**Brief 1**
How many lines of the entries below contain the string "blank"? Case counts, and the reply should be the number alone.

0

I'm implementing an auto-encoder for anomaly detection of IoT sensor data. My data set comes from a simulation, but basically it is accelerometer data - three dimensions, one for each axis.

I'm reading it from a CSV file, column 2-4 contain the data - sorry for the code quality, it is quick and dirty:

private static DataSetIterator getTrainingData(int batchSize, Random rand) {
    double[] ix = new double[nSamples];
    double[] iy = new double[nSamples];
    double[] iz = new double[nSamples];
    double[] ox = new double[nSamples];
    double[] oy = new double[nSamples];
    double[] oz = new double[nSamples];
    Reader in;
    try {
        in = new FileReader("/Users/romeokienzler/Downloads/lorenz_healthy.csv");

        Iterable<CSVRecord> records;

        records = CSVFormat.DEFAULT.parse(in);
        int index = 0;
        for (CSVRecord record : records) {
            String[] recordArray = record.get(0).split(";");
            ix[index] = Double.parseDouble(recordArray[1]);
            iy[index] = Double.parseDouble(recordArray[2]);
            iz[index] = Double.parseDouble(recordArray[3]);
            ox[index] = Double.parseDouble(recordArray[1]);
            oy[index] = Double.parseDouble(recordArray[2]);
            oz[index] = Double.parseDouble(recordArray[3]);
            index++;
        }
        INDArray ixNd = Nd4j.create(ix);
        INDArray iyNd = Nd4j.create(iy);
        INDArray izNd = Nd4j.create(iz);
        INDArray oxNd = Nd4j.create(ox);
        INDArray oyNd = Nd4j.create(oy);
        INDArray ozNd = Nd4j.create(oz);
        INDArray iNd = Nd4j.hstack(ixNd, iyNd, izNd);
        INDArray oNd = Nd4j.hstack(oxNd, oyNd, ozNd);
        DataSet dataSet = new DataSet(iNd, oNd);
        List<DataSet> listDs = dataSet.asList();
        Collections.shuffle(listDs, rng);
        return new ListDataSetIterator(listDs, batchSize);
    } catch (IOException e) {
        // TODO Auto-generated catch block
        e.printStackTrace();
        System.exit(-1);
        return null;
    }
}

This is the net:

    public static void main(String[] args) {
        // Generate the training data
        DataSetIterator iterator = getTrainingData(batchSize, rng);

        // Create the network
        int numInput = 3;
        int numOutputs = 3;
        int nHidden = 1;
        int listenerFreq = batchSize / 5;

        MultiLayerConfiguration conf = new NeuralNetConfiguration.Builder().seed(seed)

**Brief 2**
Which variables does the post above declare with the type double[]?

**Supplied material**

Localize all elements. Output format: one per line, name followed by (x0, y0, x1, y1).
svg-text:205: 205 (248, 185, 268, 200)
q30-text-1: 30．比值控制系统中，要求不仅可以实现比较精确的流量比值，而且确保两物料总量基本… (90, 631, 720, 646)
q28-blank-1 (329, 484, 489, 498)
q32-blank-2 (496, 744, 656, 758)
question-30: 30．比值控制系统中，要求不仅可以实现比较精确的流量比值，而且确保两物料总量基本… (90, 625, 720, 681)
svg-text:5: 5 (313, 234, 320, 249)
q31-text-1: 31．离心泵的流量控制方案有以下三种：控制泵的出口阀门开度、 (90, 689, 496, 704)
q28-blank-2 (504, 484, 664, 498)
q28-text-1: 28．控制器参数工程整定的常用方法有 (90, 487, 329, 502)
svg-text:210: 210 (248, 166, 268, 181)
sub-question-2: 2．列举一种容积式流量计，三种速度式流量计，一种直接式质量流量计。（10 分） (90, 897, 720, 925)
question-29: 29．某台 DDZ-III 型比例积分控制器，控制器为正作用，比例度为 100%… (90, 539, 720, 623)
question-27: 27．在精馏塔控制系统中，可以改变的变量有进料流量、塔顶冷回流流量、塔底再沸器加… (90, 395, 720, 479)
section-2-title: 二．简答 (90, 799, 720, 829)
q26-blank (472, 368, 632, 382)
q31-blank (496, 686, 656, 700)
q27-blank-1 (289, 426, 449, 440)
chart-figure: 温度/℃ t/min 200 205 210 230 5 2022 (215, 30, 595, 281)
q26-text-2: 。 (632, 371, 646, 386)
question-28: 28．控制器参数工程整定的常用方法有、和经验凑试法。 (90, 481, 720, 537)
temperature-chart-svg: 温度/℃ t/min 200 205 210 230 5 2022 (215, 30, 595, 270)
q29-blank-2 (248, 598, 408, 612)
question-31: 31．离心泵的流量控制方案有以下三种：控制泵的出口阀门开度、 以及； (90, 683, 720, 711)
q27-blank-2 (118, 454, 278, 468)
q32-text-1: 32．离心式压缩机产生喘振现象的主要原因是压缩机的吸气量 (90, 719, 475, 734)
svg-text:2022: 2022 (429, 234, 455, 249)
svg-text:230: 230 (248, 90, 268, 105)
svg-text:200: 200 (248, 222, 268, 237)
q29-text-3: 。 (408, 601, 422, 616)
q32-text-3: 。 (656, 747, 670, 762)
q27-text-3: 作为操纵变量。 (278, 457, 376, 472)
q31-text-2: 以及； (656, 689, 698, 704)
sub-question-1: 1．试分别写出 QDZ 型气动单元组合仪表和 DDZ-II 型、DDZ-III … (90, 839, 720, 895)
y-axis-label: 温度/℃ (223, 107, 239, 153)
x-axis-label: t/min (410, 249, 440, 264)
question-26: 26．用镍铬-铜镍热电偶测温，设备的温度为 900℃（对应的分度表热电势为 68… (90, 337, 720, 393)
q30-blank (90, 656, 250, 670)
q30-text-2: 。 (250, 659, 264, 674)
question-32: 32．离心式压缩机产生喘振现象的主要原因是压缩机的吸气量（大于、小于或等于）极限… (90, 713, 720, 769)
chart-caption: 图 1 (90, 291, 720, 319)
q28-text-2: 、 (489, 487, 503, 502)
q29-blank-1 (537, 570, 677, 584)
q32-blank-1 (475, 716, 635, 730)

**Exercise answer 1**
11

**Exercise answer 2**
ix, iy, iz, ox, oy, oz